Exercise goal
Check the listing below for lines that hold "symbolized". How many are there? Please give only the number.

Data in this exercise
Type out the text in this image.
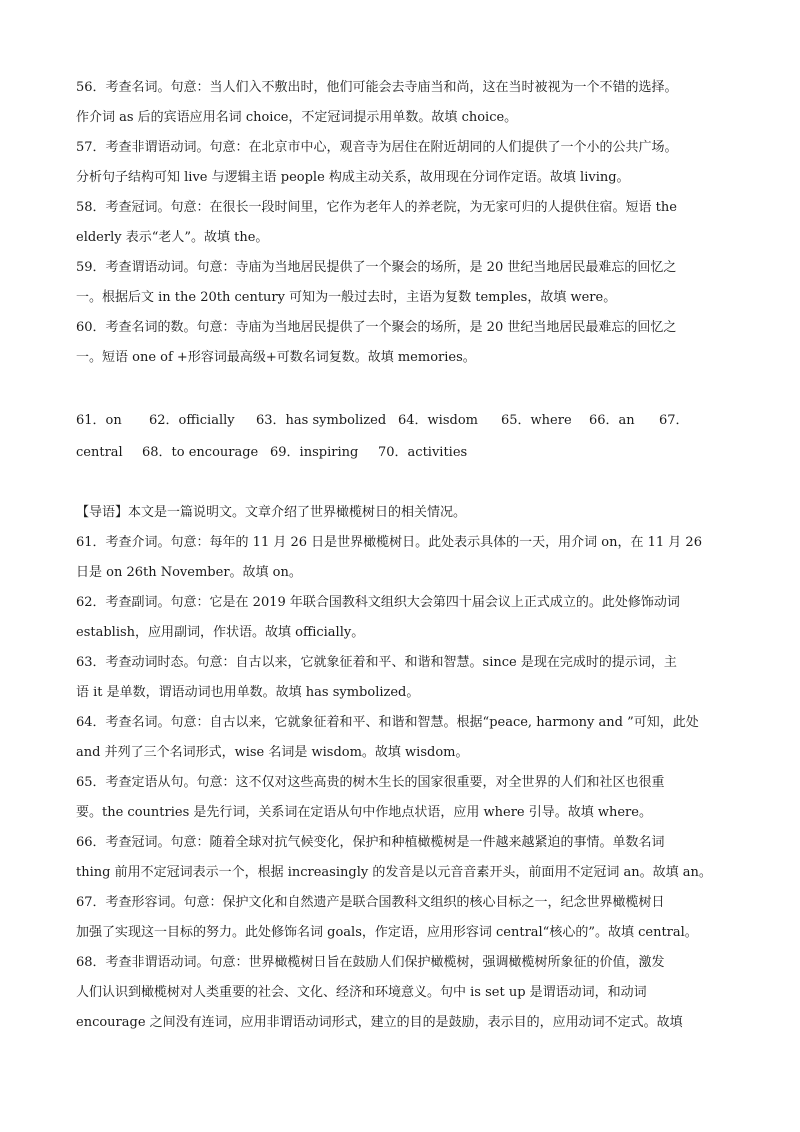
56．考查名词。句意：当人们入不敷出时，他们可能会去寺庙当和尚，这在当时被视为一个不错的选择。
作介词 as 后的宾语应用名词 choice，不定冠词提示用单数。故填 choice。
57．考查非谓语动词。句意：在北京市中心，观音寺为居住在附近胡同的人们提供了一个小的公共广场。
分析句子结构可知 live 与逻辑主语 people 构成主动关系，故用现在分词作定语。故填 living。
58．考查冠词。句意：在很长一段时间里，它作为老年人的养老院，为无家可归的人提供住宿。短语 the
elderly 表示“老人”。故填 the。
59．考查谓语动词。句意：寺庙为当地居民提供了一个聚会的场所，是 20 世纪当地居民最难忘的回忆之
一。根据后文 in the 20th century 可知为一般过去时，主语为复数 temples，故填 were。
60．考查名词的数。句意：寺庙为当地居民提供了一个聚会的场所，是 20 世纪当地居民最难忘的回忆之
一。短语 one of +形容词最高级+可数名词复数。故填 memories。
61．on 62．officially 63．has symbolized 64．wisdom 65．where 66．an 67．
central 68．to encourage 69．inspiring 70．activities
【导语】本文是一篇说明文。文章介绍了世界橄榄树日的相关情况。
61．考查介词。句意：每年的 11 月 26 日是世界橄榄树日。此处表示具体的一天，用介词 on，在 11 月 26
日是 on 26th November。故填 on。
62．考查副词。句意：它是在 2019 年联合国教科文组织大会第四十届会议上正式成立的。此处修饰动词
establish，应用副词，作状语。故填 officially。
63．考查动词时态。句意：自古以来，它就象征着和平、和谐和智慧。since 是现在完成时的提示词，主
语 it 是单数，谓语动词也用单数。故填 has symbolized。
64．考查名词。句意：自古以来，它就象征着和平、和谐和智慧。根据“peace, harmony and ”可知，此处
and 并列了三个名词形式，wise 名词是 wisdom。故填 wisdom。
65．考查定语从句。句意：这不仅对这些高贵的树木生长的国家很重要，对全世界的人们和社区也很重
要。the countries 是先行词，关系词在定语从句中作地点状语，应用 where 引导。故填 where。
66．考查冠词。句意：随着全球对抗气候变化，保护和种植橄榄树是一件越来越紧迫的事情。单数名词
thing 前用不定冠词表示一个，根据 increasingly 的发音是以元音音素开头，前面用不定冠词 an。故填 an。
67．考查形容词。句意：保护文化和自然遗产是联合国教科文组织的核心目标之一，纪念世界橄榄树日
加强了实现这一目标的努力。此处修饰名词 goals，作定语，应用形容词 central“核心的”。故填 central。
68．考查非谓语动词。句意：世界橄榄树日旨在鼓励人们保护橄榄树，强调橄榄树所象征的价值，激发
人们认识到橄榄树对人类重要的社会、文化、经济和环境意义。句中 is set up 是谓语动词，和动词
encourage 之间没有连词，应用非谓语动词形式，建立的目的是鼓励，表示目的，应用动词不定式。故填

...

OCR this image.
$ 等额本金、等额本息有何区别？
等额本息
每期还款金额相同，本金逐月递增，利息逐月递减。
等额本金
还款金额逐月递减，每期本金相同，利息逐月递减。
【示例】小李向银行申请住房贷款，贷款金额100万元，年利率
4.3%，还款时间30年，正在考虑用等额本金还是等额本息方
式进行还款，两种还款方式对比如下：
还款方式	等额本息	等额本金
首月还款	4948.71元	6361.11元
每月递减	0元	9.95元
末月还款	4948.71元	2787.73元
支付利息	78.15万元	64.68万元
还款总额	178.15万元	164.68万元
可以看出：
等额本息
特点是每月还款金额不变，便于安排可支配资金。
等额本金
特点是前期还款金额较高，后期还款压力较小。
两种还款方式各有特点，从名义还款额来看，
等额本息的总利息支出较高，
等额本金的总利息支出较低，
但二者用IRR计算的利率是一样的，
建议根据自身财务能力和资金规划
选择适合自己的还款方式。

Exercise result
2